■ **Stated task**: Using the data below, tally the lines that include the string "中的大者为公称厚度". Only the number is wanted.

++++++++++++++++++++

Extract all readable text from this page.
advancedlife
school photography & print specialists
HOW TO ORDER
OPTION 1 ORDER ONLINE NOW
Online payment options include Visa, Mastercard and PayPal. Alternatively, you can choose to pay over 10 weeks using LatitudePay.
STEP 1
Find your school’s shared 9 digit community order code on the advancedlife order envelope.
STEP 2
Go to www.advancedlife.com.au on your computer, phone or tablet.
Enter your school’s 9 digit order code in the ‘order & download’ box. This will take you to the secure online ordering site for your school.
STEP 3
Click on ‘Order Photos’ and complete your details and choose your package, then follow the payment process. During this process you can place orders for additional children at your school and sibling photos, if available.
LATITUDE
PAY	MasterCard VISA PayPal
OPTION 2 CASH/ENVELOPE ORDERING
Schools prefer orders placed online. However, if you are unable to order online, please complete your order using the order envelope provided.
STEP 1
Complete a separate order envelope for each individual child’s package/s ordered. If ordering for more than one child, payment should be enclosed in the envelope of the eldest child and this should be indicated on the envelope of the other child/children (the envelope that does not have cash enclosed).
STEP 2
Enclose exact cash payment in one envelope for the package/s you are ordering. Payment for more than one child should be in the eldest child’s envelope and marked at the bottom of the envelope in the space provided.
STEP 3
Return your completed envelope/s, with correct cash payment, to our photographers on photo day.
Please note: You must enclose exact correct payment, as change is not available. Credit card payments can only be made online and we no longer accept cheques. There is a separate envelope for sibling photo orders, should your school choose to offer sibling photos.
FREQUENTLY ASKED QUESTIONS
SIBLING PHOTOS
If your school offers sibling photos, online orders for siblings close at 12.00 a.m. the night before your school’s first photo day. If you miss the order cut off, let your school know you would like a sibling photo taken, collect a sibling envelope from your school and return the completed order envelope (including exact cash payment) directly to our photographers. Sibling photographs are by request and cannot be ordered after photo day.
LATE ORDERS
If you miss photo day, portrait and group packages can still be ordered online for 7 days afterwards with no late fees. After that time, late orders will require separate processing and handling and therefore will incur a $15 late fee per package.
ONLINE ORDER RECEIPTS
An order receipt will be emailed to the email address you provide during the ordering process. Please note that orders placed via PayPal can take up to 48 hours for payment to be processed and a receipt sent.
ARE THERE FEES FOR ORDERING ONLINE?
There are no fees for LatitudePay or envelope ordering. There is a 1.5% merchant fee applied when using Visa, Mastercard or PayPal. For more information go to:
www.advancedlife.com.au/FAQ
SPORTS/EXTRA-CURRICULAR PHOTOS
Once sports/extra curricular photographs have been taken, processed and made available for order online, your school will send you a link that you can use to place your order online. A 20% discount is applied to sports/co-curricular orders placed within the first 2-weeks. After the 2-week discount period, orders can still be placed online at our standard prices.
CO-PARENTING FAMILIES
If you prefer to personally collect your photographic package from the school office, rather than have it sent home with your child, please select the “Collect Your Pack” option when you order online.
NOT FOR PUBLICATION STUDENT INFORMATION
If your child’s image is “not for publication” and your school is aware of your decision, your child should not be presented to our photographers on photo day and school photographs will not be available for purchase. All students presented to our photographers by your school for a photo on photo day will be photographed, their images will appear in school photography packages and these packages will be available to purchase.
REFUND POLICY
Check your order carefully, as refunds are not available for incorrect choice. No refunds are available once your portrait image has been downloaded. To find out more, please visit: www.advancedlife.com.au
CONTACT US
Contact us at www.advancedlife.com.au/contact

++++++++++++++++++++

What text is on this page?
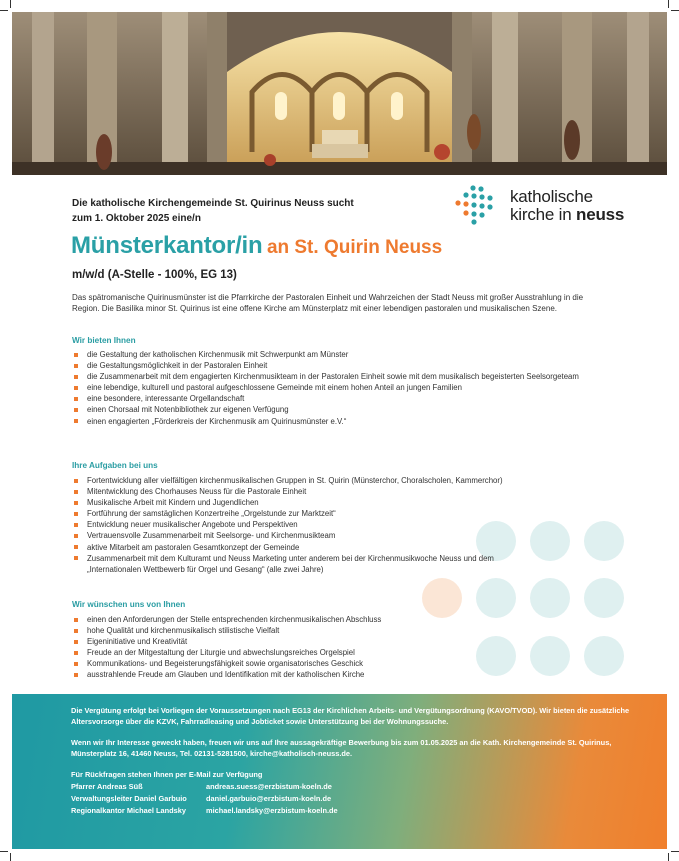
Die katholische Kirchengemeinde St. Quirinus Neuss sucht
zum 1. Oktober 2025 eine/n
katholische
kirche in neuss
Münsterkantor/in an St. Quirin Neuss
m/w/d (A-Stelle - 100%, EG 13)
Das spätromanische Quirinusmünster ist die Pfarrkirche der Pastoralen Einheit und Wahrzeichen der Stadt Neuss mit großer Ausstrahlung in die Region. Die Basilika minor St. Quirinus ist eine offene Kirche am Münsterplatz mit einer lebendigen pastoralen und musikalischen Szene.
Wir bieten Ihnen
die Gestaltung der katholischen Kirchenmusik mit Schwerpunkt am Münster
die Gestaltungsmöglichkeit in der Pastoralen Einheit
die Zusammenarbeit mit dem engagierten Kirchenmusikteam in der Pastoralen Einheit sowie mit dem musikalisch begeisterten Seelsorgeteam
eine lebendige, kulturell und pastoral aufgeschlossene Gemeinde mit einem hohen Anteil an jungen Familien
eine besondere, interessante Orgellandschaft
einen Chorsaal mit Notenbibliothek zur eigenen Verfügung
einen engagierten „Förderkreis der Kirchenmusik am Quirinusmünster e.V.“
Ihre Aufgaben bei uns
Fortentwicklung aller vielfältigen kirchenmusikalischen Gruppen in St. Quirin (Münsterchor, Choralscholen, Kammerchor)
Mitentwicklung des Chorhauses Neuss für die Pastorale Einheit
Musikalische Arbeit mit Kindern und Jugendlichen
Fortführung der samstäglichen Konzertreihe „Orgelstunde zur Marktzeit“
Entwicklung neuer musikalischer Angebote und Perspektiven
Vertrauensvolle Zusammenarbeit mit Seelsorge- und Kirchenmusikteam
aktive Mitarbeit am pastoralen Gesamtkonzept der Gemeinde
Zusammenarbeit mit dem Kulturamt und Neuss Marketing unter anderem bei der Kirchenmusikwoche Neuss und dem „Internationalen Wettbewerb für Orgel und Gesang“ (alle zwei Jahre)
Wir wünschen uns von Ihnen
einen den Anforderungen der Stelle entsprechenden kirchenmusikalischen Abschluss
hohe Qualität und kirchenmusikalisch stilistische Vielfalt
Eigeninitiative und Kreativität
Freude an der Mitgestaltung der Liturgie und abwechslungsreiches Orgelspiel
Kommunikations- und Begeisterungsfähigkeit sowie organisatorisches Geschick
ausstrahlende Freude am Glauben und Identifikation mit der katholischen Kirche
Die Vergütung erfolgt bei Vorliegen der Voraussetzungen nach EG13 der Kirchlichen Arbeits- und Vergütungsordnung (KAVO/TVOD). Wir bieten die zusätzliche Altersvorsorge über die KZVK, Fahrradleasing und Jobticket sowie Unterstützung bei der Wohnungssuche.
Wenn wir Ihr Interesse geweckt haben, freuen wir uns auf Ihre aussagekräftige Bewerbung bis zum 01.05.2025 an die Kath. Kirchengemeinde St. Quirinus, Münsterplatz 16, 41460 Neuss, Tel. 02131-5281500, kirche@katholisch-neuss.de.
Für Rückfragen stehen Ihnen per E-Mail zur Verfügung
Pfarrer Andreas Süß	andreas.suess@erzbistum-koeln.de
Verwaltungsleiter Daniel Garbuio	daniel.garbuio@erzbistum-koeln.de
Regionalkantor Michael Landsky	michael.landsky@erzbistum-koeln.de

++++++++++++++++++++

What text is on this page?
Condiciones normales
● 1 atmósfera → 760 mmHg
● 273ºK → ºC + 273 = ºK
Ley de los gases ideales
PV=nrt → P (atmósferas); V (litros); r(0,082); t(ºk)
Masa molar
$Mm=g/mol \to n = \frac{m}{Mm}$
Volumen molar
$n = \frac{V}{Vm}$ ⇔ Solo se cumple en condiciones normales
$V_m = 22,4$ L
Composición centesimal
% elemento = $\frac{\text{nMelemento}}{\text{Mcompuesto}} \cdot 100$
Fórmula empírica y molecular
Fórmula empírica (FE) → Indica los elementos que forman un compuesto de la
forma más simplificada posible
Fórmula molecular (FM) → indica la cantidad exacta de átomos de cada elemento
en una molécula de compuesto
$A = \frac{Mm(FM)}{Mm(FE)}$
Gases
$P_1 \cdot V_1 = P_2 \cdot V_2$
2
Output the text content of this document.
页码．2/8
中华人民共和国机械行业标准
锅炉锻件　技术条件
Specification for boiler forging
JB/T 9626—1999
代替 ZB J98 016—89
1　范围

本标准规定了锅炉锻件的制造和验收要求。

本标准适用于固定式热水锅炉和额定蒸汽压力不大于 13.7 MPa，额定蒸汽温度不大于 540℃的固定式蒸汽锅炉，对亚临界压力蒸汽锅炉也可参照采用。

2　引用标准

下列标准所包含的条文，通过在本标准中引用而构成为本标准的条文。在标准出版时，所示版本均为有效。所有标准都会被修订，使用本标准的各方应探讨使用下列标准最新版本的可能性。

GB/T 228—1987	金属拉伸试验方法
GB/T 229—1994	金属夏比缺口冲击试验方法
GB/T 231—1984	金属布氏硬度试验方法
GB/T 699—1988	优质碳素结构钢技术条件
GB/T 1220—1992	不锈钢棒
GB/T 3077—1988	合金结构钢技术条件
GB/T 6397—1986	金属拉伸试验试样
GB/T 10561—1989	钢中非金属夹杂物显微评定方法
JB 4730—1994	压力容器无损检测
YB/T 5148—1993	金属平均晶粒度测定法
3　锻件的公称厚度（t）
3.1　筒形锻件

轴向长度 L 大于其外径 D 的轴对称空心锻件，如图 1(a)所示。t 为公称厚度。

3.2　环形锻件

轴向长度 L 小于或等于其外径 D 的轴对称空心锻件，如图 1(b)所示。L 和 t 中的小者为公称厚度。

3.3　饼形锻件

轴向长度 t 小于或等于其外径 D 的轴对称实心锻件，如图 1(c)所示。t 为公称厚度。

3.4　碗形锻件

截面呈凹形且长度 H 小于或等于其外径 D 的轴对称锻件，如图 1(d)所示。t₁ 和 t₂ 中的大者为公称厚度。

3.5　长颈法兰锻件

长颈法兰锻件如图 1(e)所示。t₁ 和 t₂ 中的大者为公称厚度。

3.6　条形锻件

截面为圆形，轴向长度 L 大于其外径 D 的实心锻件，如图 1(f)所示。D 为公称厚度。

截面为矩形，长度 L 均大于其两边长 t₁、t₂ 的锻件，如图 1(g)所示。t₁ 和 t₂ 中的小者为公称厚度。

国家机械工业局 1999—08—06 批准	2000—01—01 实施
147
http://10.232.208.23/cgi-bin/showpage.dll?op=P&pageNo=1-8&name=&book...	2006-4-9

++++++++++++++++++++

■ **Right answer**: 2